## Problem to solve:
Output only the lines that run from the line holding "Enumerate this screenshot's" to the end of the data below, including both ends, without any pictures.

## Items from a data source:
## start
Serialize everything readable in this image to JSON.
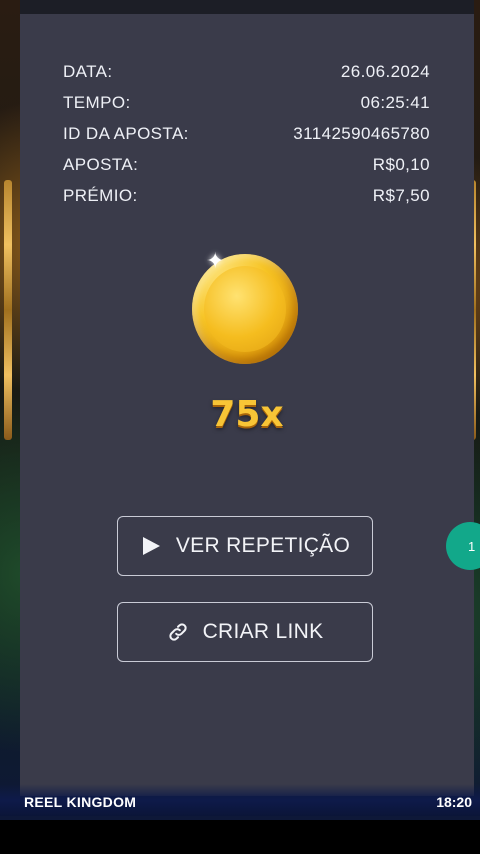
{
  "details": [
    {
      "label": "DATA:",
      "value": "26.06.2024"
    },
    {
      "label": "TEMPO:",
      "value": "06:25:41"
    },
    {
      "label": "ID DA APOSTA:",
      "value": "31142590465780"
    },
    {
      "label": "APOSTA:",
      "value": "R$0,10"
    },
    {
      "label": "PRÉMIO:",
      "value": "R$7,50"
    }
  ],
  "result": {
    "icon": "gold-coin-icon",
    "multiplier": "75x"
  },
  "buttons": {
    "replay_label": "VER REPETIÇÃO",
    "replay_icon": "play-icon",
    "link_label": "CRIAR LINK",
    "link_icon": "link-icon"
  },
  "badge": {
    "text": "1"
  },
  "footer": {
    "brand": "REEL KINGDOM",
    "time": "18:20"
  },
  "colors": {
    "panel": "#3a3b4a",
    "accent_gold": "#f8c536",
    "badge": "#12a88a"
  }
}
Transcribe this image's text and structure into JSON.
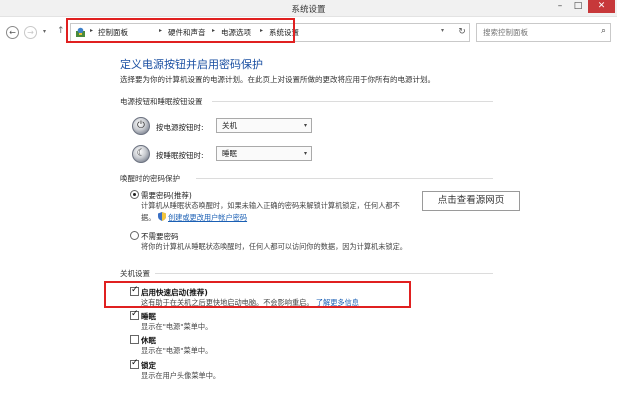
{
  "window": {
    "title": "系统设置",
    "min_glyph": "–",
    "max_glyph": "□",
    "close_glyph": "✕"
  },
  "nav": {
    "back_glyph": "←",
    "forward_glyph": "→",
    "dropdown_glyph": "▾",
    "up_glyph": "↑",
    "breadcrumbs": [
      "控制面板",
      "硬件和声音",
      "电源选项",
      "系统设置"
    ],
    "separator": "▸",
    "refresh_glyph": "↻",
    "search_placeholder": "搜索控制面板",
    "search_glyph": "⌕"
  },
  "main": {
    "heading": "定义电源按钮并启用密码保护",
    "subtext": "选择要为你的计算机设置的电源计划。在此页上对设置所做的更改将应用于你所有的电源计划。",
    "buttons_section": {
      "title": "电源按钮和睡眠按钮设置",
      "power_button": {
        "label": "按电源按钮时:",
        "value": "关机",
        "icon_glyph": "⏻"
      },
      "sleep_button": {
        "label": "按睡眠按钮时:",
        "value": "睡眠",
        "icon_glyph": "☾"
      },
      "arrow_glyph": "▾"
    },
    "wakeup_section": {
      "title": "唤醒时的密码保护",
      "require": {
        "title": "需要密码(推荐)",
        "desc1": "计算机从睡眠状态唤醒时，如果未输入正确的密码来解锁计算机锁定，任何人都不",
        "desc2_prefix": "据。",
        "link": "创建或更改用户帐户密码"
      },
      "not_require": {
        "title": "不需要密码",
        "desc": "将你的计算机从睡眠状态唤醒时，任何人都可以访问你的数据，因为计算机未锁定。"
      }
    },
    "tooltip": "点击查看源网页",
    "shutdown_section": {
      "title": "关机设置",
      "items": [
        {
          "title": "启用快速启动(推荐)",
          "desc": "这有助于在关机之后更快地启动电脑。不会影响重启。",
          "link": "了解更多信息",
          "checked": true
        },
        {
          "title": "睡眠",
          "desc": "显示在\"电源\"菜单中。",
          "checked": true
        },
        {
          "title": "休眠",
          "desc": "显示在\"电源\"菜单中。",
          "checked": false
        },
        {
          "title": "锁定",
          "desc": "显示在用户头像菜单中。",
          "checked": true
        }
      ]
    }
  },
  "colors": {
    "heading": "#1a4fa2",
    "link": "#1a5fb4",
    "highlight": "#e02020",
    "close_button": "#c7383a"
  }
}
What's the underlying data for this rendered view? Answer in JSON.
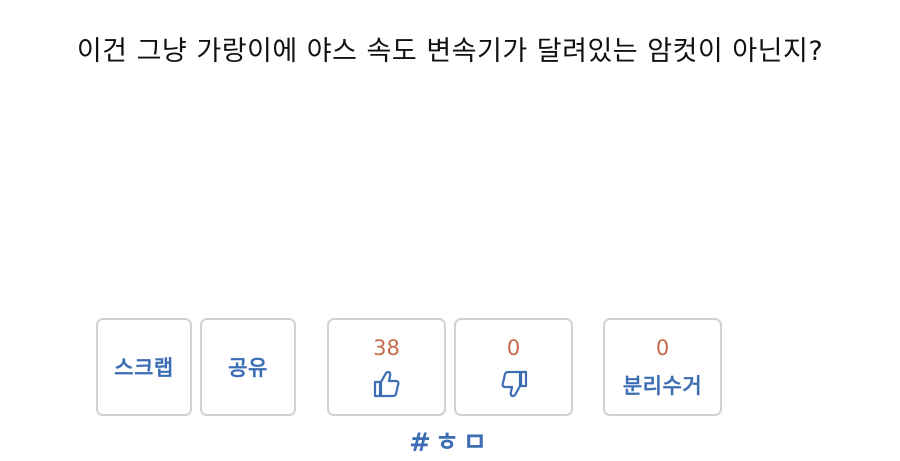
{
  "post": {
    "text": "이건 그냥 가랑이에 야스 속도 변속기가 달려있는 암컷이 아닌지?"
  },
  "actions": {
    "scrap_label": "스크랩",
    "share_label": "공유",
    "upvote_count": "38",
    "downvote_count": "0",
    "recycle_count": "0",
    "recycle_label": "분리수거",
    "upvote_icon": "thumbs-up-icon",
    "downvote_icon": "thumbs-down-icon"
  },
  "hashtag": "#ㅎㅁ",
  "colors": {
    "accent_blue": "#3d6eb4",
    "count_orange": "#c86a4a",
    "border_gray": "#d2d2d2"
  }
}
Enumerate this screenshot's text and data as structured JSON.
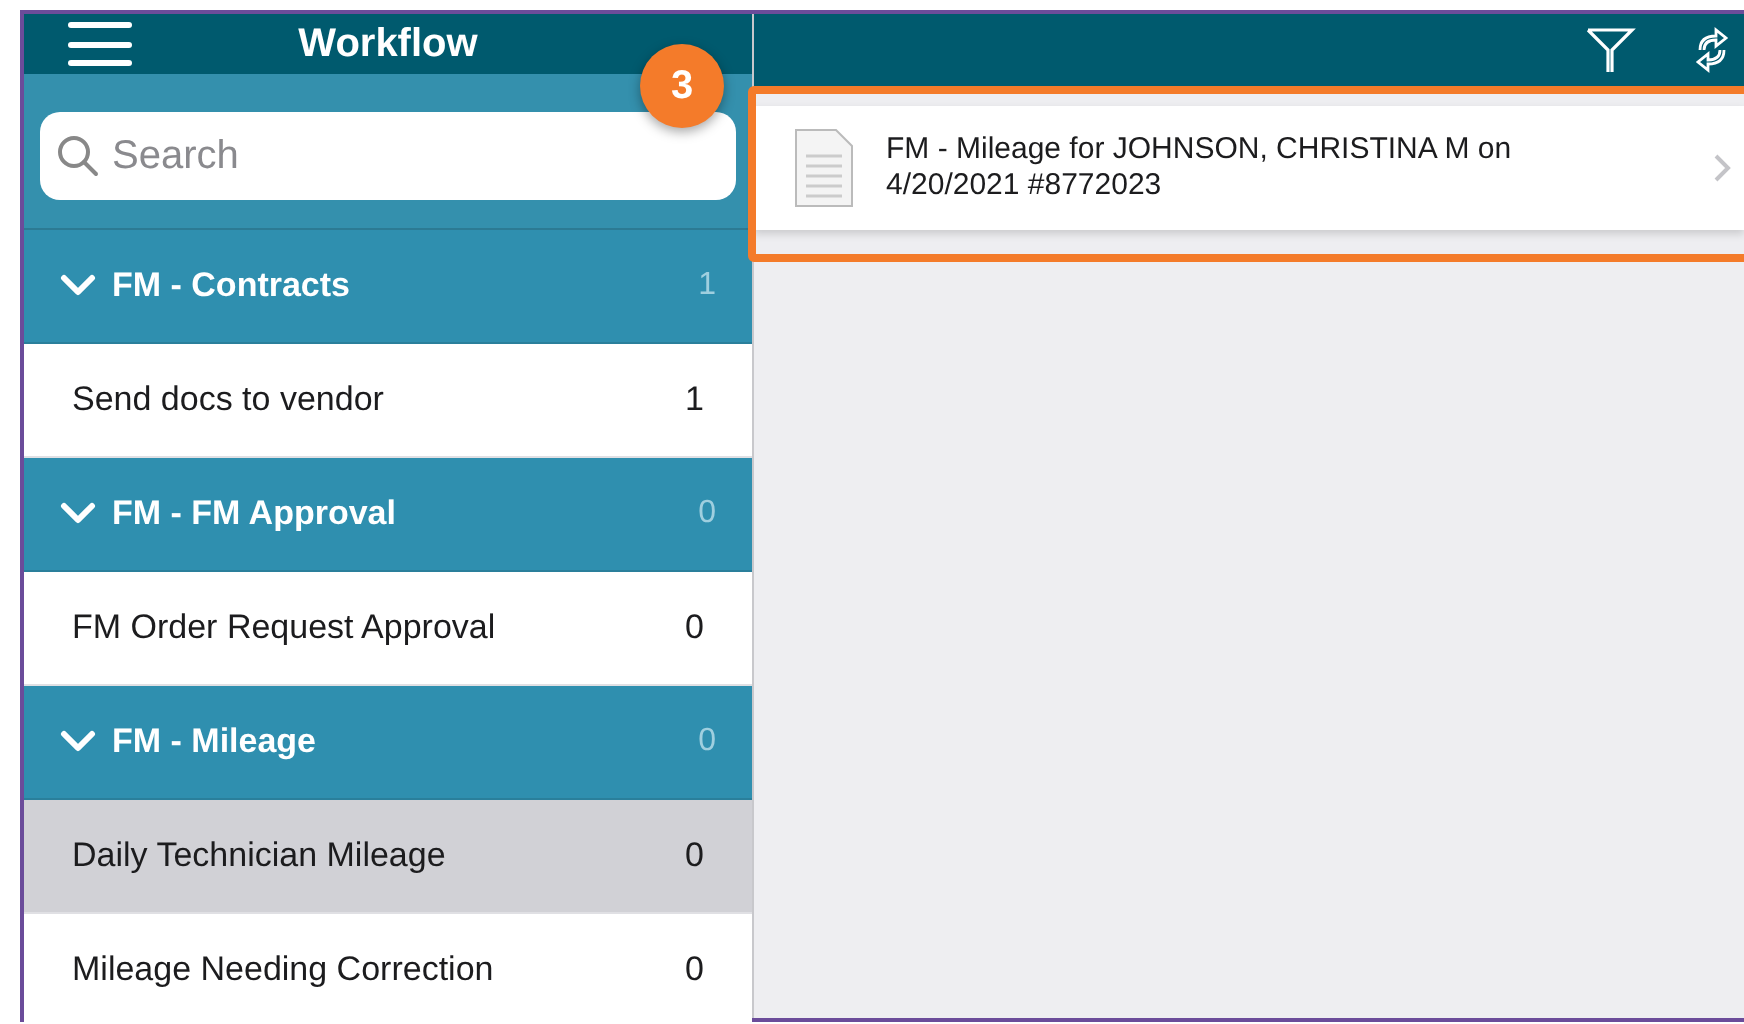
{
  "sidebar": {
    "title": "Workflow",
    "search": {
      "placeholder": "Search"
    },
    "groups": [
      {
        "label": "FM - Contracts",
        "count": "1",
        "expanded": true,
        "items": [
          {
            "label": "Send docs to vendor",
            "count": "1",
            "selected": false
          }
        ]
      },
      {
        "label": "FM - FM Approval",
        "count": "0",
        "expanded": true,
        "items": [
          {
            "label": "FM Order Request Approval",
            "count": "0",
            "selected": false
          }
        ]
      },
      {
        "label": "FM - Mileage",
        "count": "0",
        "expanded": true,
        "items": [
          {
            "label": "Daily Technician Mileage",
            "count": "0",
            "selected": true
          },
          {
            "label": "Mileage Needing Correction",
            "count": "0",
            "selected": false
          }
        ]
      }
    ]
  },
  "list": {
    "items": [
      {
        "title": "FM - Mileage for JOHNSON, CHRISTINA M on 4/20/2021 #8772023"
      }
    ]
  },
  "callout": {
    "number": "3"
  }
}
## end
## Solution below:
Enumerate this screenshot's text and data as structured JSON.
{
  "sidebar": {
    "title": "Workflow",
    "search": {
      "placeholder": "Search"
    },
    "groups": [
      {
        "label": "FM - Contracts",
        "count": "1",
        "expanded": true,
        "items": [
          {
            "label": "Send docs to vendor",
            "count": "1",
            "selected": false
          }
        ]
      },
      {
        "label": "FM - FM Approval",
        "count": "0",
        "expanded": true,
        "items": [
          {
            "label": "FM Order Request Approval",
            "count": "0",
            "selected": false
          }
        ]
      },
      {
        "label": "FM - Mileage",
        "count": "0",
        "expanded": true,
        "items": [
          {
            "label": "Daily Technician Mileage",
            "count": "0",
            "selected": true
          },
          {
            "label": "Mileage Needing Correction",
            "count": "0",
            "selected": false
          }
        ]
      }
    ]
  },
  "list": {
    "items": [
      {
        "title": "FM - Mileage for JOHNSON, CHRISTINA M on 4/20/2021 #8772023"
      }
    ]
  },
  "callout": {
    "number": "3"
  }
}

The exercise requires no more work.